## Aim
Reproduce each of the records below line for line, without changing any character.

## Records for this exercise
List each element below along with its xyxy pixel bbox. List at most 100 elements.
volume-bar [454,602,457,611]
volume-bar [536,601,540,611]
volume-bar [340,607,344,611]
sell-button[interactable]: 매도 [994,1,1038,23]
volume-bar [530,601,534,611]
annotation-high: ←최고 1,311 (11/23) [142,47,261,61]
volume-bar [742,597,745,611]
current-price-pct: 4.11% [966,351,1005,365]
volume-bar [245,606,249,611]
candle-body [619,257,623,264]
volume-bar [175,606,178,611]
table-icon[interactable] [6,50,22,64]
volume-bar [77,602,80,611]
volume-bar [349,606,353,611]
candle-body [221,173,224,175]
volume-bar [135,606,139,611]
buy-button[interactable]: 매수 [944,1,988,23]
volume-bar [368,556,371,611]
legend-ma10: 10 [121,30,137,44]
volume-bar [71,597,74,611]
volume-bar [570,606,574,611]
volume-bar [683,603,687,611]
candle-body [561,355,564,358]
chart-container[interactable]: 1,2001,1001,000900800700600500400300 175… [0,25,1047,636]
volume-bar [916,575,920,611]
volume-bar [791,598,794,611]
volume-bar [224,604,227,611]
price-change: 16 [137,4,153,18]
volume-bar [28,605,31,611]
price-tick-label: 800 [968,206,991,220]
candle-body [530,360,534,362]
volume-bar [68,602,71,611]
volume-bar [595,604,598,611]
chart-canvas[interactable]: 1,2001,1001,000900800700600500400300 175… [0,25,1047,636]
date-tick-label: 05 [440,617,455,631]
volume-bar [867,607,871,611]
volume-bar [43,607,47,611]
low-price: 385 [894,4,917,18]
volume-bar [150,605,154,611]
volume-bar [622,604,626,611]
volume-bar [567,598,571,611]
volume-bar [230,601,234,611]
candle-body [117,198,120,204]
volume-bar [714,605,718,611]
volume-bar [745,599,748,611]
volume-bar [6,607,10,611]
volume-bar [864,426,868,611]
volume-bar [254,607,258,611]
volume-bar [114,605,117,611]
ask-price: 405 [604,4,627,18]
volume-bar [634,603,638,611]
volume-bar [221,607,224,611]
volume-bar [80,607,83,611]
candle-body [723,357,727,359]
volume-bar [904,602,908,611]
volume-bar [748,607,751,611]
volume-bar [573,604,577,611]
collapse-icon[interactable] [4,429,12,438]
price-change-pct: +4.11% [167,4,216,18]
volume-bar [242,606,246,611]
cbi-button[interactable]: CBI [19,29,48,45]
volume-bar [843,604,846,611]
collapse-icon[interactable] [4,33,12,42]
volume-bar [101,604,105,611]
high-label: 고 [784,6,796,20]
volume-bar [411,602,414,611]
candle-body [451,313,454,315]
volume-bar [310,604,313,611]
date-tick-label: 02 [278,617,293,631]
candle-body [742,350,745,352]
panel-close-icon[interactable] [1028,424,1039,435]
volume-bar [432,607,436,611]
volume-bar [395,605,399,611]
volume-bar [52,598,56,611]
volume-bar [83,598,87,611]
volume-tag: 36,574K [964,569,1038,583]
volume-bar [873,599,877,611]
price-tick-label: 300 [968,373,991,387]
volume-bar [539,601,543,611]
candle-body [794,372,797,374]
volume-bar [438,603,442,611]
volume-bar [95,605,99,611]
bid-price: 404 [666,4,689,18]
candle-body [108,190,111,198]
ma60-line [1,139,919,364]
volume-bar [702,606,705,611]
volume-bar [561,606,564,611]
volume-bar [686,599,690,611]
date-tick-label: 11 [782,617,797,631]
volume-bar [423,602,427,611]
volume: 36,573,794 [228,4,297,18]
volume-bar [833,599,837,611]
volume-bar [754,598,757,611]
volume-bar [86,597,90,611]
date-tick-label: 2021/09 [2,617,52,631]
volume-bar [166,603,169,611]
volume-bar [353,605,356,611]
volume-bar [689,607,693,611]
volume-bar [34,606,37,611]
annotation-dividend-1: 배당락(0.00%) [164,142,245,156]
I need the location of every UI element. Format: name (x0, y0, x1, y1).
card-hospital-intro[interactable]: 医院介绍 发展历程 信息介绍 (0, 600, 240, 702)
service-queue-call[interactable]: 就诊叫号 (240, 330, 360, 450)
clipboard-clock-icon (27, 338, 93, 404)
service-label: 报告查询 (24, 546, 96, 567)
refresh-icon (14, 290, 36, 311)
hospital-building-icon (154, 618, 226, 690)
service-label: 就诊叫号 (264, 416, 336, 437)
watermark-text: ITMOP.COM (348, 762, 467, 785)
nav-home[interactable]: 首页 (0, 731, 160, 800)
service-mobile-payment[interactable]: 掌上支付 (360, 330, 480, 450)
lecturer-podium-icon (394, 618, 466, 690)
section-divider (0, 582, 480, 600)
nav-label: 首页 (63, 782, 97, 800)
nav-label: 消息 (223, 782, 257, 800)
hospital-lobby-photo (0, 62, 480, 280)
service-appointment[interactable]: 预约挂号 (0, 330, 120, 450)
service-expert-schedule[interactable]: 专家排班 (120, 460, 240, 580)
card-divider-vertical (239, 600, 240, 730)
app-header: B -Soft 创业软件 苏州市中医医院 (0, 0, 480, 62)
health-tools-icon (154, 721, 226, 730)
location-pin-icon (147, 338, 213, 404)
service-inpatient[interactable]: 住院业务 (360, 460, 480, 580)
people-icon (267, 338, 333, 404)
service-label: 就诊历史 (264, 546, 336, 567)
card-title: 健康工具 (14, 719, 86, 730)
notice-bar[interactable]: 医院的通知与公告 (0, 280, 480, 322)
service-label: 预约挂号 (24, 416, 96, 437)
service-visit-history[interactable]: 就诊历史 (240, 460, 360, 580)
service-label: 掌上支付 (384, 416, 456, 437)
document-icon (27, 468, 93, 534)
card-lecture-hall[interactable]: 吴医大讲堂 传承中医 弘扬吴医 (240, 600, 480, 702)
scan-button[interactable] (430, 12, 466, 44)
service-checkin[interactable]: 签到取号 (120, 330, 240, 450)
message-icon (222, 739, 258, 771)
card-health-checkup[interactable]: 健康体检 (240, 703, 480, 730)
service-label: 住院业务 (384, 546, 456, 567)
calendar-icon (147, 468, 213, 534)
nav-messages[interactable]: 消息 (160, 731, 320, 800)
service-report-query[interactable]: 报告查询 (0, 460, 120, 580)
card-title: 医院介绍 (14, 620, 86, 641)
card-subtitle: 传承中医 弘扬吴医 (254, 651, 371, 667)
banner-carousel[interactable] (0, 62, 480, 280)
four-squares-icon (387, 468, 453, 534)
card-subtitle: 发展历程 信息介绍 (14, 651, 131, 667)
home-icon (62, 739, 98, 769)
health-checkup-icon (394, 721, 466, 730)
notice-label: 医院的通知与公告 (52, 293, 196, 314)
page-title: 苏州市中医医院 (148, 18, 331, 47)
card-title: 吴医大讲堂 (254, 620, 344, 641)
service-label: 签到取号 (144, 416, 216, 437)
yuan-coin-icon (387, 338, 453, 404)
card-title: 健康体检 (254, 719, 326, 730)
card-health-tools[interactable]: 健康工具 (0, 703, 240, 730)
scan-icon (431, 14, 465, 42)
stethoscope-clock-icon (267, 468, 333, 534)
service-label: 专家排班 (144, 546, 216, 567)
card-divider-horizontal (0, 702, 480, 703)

## Correct answer
List each element below along with its xyxy pixel bbox. List at most 100 elements.
volume-bar [454,602,457,611]
volume-bar [536,601,540,611]
volume-bar [340,607,344,611]
sell-button[interactable]: 매도 [994,1,1038,23]
volume-bar [530,601,534,611]
annotation-high: ←최고 1,311 (11/23) [142,47,261,61]
volume-bar [742,597,745,611]
current-price-pct: 4.11% [966,351,1005,365]
volume-bar [245,606,249,611]
candle-body [619,257,623,264]
volume-bar [175,606,178,611]
table-icon[interactable] [6,50,22,64]
volume-bar [77,602,80,611]
volume-bar [349,606,353,611]
candle-body [221,173,224,175]
volume-bar [135,606,139,611]
buy-button[interactable]: 매수 [944,1,988,23]
volume-bar [368,556,371,611]
legend-ma10: 10 [121,30,137,44]
volume-bar [71,597,74,611]
volume-bar [570,606,574,611]
volume-bar [683,603,687,611]
candle-body [561,355,564,358]
chart-container[interactable]: 1,2001,1001,000900800700600500400300 175… [0,25,1047,636]
volume-bar [916,575,920,611]
volume-bar [791,598,794,611]
volume-bar [224,604,227,611]
price-change: 16 [137,4,153,18]
volume-bar [28,605,31,611]
price-tick-label: 800 [968,206,991,220]
candle-body [530,360,534,362]
volume-bar [68,602,71,611]
volume-bar [595,604,598,611]
chart-canvas[interactable]: 1,2001,1001,000900800700600500400300 175… [0,25,1047,636]
date-tick-label: 05 [440,617,455,631]
volume-bar [867,607,871,611]
volume-bar [43,607,47,611]
low-price: 385 [894,4,917,18]
volume-bar [150,605,154,611]
volume-bar [622,604,626,611]
volume-bar [567,598,571,611]
volume-bar [230,601,234,611]
candle-body [117,198,120,204]
volume-bar [714,605,718,611]
volume-bar [745,599,748,611]
volume-bar [6,607,10,611]
volume-bar [864,426,868,611]
volume-bar [254,607,258,611]
volume-bar [114,605,117,611]
ask-price: 405 [604,4,627,18]
volume-bar [634,603,638,611]
volume-bar [221,607,224,611]
volume-bar [80,607,83,611]
candle-body [723,357,727,359]
volume-bar [904,602,908,611]
volume-bar [748,607,751,611]
volume-bar [573,604,577,611]
collapse-icon[interactable] [4,429,12,438]
price-change-pct: +4.11% [167,4,216,18]
volume-bar [242,606,246,611]
cbi-button[interactable]: CBI [19,29,48,45]
volume-bar [843,604,846,611]
collapse-icon[interactable] [4,33,12,42]
volume-bar [101,604,105,611]
high-label: 고 [784,6,796,20]
volume-bar [411,602,414,611]
candle-body [451,313,454,315]
volume-bar [310,604,313,611]
date-tick-label: 02 [278,617,293,631]
candle-body [742,350,745,352]
panel-close-icon[interactable] [1028,424,1039,435]
volume-bar [432,607,436,611]
volume-bar [395,605,399,611]
volume-bar [52,598,56,611]
volume-bar [83,598,87,611]
volume-tag: 36,574K [964,569,1038,583]
volume-bar [873,599,877,611]
price-tick-label: 300 [968,373,991,387]
volume-bar [539,601,543,611]
candle-body [794,372,797,374]
volume-bar [438,603,442,611]
volume-bar [95,605,99,611]
bid-price: 404 [666,4,689,18]
candle-body [108,190,111,198]
ma60-line [1,139,919,364]
volume-bar [702,606,705,611]
volume-bar [561,606,564,611]
volume-bar [686,599,690,611]
date-tick-label: 11 [782,617,797,631]
volume-bar [423,602,427,611]
volume: 36,573,794 [228,4,297,18]
volume-bar [833,599,837,611]
volume-bar [754,598,757,611]
volume-bar [86,597,90,611]
date-tick-label: 2021/09 [2,617,52,631]
volume-bar [166,603,169,611]
volume-bar [353,605,356,611]
volume-bar [689,607,693,611]
volume-bar [34,606,37,611]
annotation-dividend-1: 배당락(0.00%) [164,142,245,156]
I need the location of every UI element. Format: name (x0, y0, x1, y1).
card-hospital-intro[interactable]: 医院介绍 发展历程 信息介绍 (0, 600, 240, 702)
service-queue-call[interactable]: 就诊叫号 (240, 330, 360, 450)
clipboard-clock-icon (27, 338, 93, 404)
service-label: 报告查询 (24, 546, 96, 567)
refresh-icon (14, 290, 36, 311)
hospital-building-icon (154, 618, 226, 690)
service-label: 就诊叫号 (264, 416, 336, 437)
watermark-text: ITMOP.COM (348, 762, 467, 785)
nav-home[interactable]: 首页 (0, 731, 160, 800)
service-mobile-payment[interactable]: 掌上支付 (360, 330, 480, 450)
lecturer-podium-icon (394, 618, 466, 690)
section-divider (0, 582, 480, 600)
nav-label: 首页 (63, 782, 97, 800)
nav-label: 消息 (223, 782, 257, 800)
hospital-lobby-photo (0, 62, 480, 280)
service-appointment[interactable]: 预约挂号 (0, 330, 120, 450)
service-expert-schedule[interactable]: 专家排班 (120, 460, 240, 580)
card-divider-vertical (239, 600, 240, 730)
app-header: B -Soft 创业软件 苏州市中医医院 (0, 0, 480, 62)
health-tools-icon (154, 721, 226, 730)
location-pin-icon (147, 338, 213, 404)
service-inpatient[interactable]: 住院业务 (360, 460, 480, 580)
people-icon (267, 338, 333, 404)
service-label: 就诊历史 (264, 546, 336, 567)
card-title: 健康工具 (14, 719, 86, 730)
notice-bar[interactable]: 医院的通知与公告 (0, 280, 480, 322)
service-label: 预约挂号 (24, 416, 96, 437)
service-visit-history[interactable]: 就诊历史 (240, 460, 360, 580)
service-label: 掌上支付 (384, 416, 456, 437)
document-icon (27, 468, 93, 534)
card-lecture-hall[interactable]: 吴医大讲堂 传承中医 弘扬吴医 (240, 600, 480, 702)
scan-button[interactable] (430, 12, 466, 44)
service-checkin[interactable]: 签到取号 (120, 330, 240, 450)
message-icon (222, 739, 258, 771)
card-health-checkup[interactable]: 健康体检 (240, 703, 480, 730)
service-label: 住院业务 (384, 546, 456, 567)
calendar-icon (147, 468, 213, 534)
nav-messages[interactable]: 消息 (160, 731, 320, 800)
service-report-query[interactable]: 报告查询 (0, 460, 120, 580)
card-title: 医院介绍 (14, 620, 86, 641)
card-subtitle: 传承中医 弘扬吴医 (254, 651, 371, 667)
banner-carousel[interactable] (0, 62, 480, 280)
four-squares-icon (387, 468, 453, 534)
card-subtitle: 发展历程 信息介绍 (14, 651, 131, 667)
home-icon (62, 739, 98, 769)
health-checkup-icon (394, 721, 466, 730)
notice-label: 医院的通知与公告 (52, 293, 196, 314)
page-title: 苏州市中医医院 (148, 18, 331, 47)
card-title: 吴医大讲堂 (254, 620, 344, 641)
service-label: 签到取号 (144, 416, 216, 437)
yuan-coin-icon (387, 338, 453, 404)
card-title: 健康体检 (254, 719, 326, 730)
card-health-tools[interactable]: 健康工具 (0, 703, 240, 730)
scan-icon (431, 14, 465, 42)
stethoscope-clock-icon (267, 468, 333, 534)
service-label: 专家排班 (144, 546, 216, 567)
card-divider-horizontal (0, 702, 480, 703)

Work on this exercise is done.